* Dataset entries *
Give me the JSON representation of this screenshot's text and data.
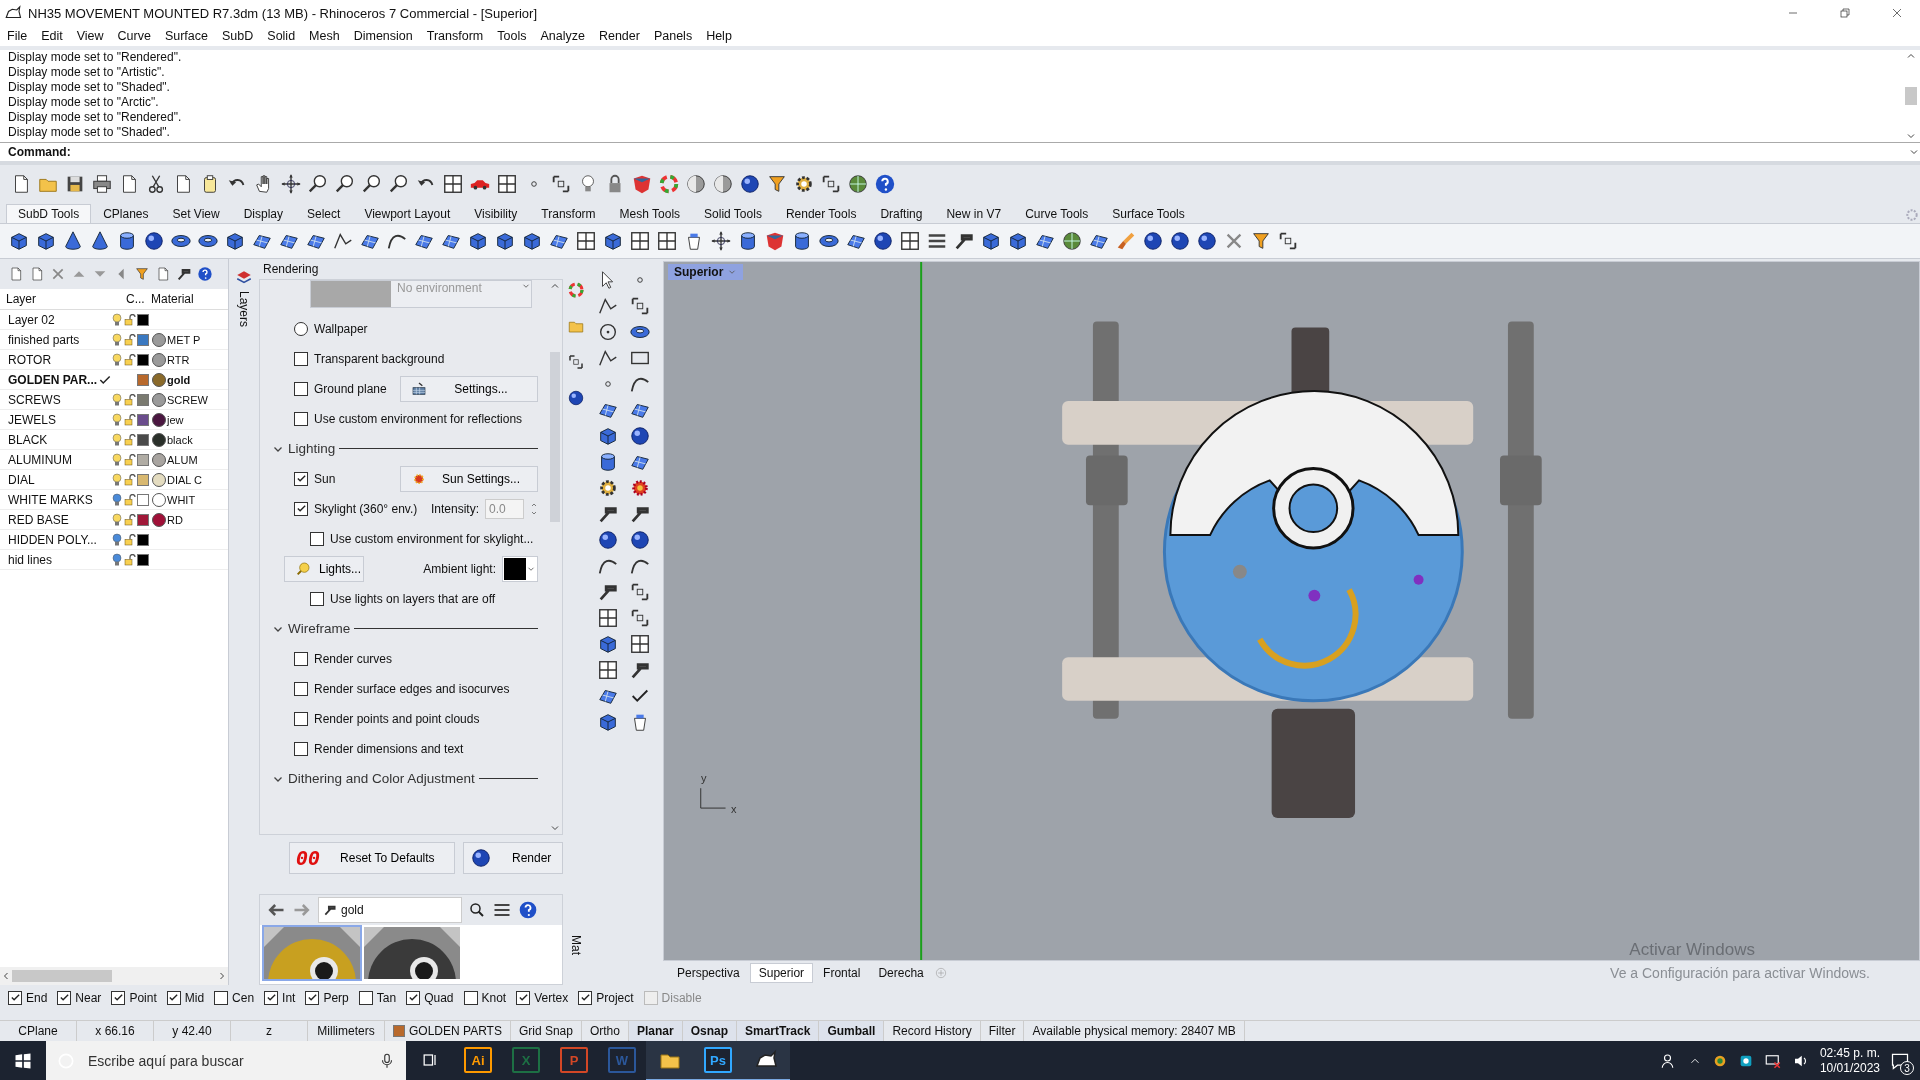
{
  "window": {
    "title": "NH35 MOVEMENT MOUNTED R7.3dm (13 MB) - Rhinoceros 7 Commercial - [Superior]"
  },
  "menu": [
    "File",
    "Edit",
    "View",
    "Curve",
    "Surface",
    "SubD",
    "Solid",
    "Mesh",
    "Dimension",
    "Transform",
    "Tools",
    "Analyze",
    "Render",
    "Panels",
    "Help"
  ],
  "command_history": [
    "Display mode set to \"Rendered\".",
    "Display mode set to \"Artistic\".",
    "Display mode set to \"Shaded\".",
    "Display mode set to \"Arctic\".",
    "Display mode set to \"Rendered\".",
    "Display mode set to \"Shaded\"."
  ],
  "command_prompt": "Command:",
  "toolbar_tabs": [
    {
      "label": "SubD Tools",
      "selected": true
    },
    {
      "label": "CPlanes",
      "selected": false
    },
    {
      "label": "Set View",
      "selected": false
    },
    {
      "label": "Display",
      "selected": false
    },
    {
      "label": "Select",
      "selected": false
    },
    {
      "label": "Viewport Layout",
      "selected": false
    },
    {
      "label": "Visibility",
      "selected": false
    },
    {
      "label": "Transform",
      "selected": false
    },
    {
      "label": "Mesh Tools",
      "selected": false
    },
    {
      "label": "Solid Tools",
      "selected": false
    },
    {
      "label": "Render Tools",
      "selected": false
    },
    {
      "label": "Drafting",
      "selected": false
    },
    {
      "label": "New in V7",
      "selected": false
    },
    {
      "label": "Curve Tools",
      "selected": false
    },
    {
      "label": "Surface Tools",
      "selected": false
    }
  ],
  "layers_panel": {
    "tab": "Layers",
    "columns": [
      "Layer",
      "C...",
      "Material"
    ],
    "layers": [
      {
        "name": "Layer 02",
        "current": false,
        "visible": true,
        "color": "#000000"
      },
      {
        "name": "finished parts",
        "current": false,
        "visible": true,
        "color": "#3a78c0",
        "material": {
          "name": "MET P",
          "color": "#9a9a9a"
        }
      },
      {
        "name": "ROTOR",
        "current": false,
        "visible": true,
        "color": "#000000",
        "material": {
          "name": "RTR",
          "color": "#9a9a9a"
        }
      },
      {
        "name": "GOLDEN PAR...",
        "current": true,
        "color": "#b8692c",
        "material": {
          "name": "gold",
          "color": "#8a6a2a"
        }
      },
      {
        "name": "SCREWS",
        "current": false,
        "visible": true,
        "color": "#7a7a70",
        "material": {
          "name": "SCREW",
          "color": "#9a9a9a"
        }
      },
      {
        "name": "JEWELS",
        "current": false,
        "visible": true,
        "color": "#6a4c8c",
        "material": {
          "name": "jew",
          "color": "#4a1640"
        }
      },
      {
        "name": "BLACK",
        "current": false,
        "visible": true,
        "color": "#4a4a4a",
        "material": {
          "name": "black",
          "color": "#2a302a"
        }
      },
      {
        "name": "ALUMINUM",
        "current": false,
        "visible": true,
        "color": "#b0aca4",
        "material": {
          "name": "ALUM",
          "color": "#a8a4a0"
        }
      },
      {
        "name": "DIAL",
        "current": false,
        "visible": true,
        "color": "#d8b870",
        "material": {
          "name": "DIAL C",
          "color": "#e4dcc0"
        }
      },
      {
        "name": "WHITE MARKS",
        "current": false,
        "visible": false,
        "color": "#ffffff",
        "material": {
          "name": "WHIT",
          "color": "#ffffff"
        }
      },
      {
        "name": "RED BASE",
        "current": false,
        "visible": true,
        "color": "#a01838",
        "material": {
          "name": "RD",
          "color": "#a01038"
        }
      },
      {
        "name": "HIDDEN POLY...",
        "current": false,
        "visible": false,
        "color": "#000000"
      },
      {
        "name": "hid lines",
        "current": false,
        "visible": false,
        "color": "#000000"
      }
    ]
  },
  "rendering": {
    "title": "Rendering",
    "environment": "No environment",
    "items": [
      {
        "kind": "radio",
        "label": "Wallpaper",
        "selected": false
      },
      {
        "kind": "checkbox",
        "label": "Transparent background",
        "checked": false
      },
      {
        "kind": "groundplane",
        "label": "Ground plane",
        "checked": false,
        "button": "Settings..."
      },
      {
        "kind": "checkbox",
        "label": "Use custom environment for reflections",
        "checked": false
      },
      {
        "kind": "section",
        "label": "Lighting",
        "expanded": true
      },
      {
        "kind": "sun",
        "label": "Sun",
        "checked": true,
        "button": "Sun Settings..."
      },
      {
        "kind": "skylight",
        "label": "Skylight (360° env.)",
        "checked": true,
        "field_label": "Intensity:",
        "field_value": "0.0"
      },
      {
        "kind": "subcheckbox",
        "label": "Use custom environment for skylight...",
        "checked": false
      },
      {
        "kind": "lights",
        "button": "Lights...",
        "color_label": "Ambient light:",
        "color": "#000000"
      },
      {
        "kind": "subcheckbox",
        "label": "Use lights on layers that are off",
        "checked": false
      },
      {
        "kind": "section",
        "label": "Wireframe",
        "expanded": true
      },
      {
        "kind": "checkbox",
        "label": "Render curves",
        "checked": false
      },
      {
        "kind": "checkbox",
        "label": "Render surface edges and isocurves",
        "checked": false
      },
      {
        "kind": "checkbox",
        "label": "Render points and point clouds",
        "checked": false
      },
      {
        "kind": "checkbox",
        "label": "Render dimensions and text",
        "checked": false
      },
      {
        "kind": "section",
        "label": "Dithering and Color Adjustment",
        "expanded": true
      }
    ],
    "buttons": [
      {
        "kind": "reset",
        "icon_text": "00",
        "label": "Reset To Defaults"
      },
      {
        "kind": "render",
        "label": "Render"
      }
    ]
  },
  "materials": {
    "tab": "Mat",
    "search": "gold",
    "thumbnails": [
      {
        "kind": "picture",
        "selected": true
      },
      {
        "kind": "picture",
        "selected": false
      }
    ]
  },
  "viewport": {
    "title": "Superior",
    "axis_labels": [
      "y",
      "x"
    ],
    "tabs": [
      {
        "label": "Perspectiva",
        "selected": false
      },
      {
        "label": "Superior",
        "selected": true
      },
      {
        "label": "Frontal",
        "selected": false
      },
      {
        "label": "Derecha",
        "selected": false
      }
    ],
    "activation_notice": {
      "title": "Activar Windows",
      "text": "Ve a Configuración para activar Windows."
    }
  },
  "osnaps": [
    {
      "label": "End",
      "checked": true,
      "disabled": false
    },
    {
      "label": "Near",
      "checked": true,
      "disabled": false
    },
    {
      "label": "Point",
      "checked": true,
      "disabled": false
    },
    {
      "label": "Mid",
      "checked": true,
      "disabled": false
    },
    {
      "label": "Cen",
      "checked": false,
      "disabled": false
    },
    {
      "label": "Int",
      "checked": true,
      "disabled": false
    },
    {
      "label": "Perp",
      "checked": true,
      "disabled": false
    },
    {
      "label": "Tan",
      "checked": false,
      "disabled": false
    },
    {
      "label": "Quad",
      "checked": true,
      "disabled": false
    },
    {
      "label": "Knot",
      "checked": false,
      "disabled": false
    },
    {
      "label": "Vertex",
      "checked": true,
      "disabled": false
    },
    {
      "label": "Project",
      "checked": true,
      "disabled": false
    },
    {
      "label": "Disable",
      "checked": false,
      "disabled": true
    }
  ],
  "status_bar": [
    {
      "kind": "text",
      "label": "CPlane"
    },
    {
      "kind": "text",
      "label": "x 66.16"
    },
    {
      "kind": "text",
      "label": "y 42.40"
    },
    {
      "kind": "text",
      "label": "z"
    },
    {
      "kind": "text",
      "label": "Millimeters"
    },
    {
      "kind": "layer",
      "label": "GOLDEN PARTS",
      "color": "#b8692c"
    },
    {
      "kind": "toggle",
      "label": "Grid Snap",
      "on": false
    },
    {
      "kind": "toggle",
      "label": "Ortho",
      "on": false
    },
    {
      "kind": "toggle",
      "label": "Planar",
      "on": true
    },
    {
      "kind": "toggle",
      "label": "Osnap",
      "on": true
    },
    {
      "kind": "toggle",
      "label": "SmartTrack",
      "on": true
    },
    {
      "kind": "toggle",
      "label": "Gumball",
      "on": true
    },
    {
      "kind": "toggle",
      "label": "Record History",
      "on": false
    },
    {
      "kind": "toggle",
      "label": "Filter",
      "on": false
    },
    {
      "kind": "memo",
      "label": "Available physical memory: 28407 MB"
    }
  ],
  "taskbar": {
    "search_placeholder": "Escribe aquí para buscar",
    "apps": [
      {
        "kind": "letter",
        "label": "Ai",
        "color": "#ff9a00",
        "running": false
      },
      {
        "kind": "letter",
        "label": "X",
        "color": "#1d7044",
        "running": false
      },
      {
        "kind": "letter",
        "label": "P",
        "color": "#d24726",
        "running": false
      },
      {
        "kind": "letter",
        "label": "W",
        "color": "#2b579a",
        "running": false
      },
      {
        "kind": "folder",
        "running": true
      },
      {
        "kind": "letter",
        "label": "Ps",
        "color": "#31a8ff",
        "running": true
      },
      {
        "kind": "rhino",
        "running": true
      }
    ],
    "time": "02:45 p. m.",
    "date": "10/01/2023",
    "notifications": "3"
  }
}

* Your objective *
From the records, copy every line that has the string "Settings" in it.

* Exercise answer *
        "button": "Settings..."
        "button": "Sun Settings..."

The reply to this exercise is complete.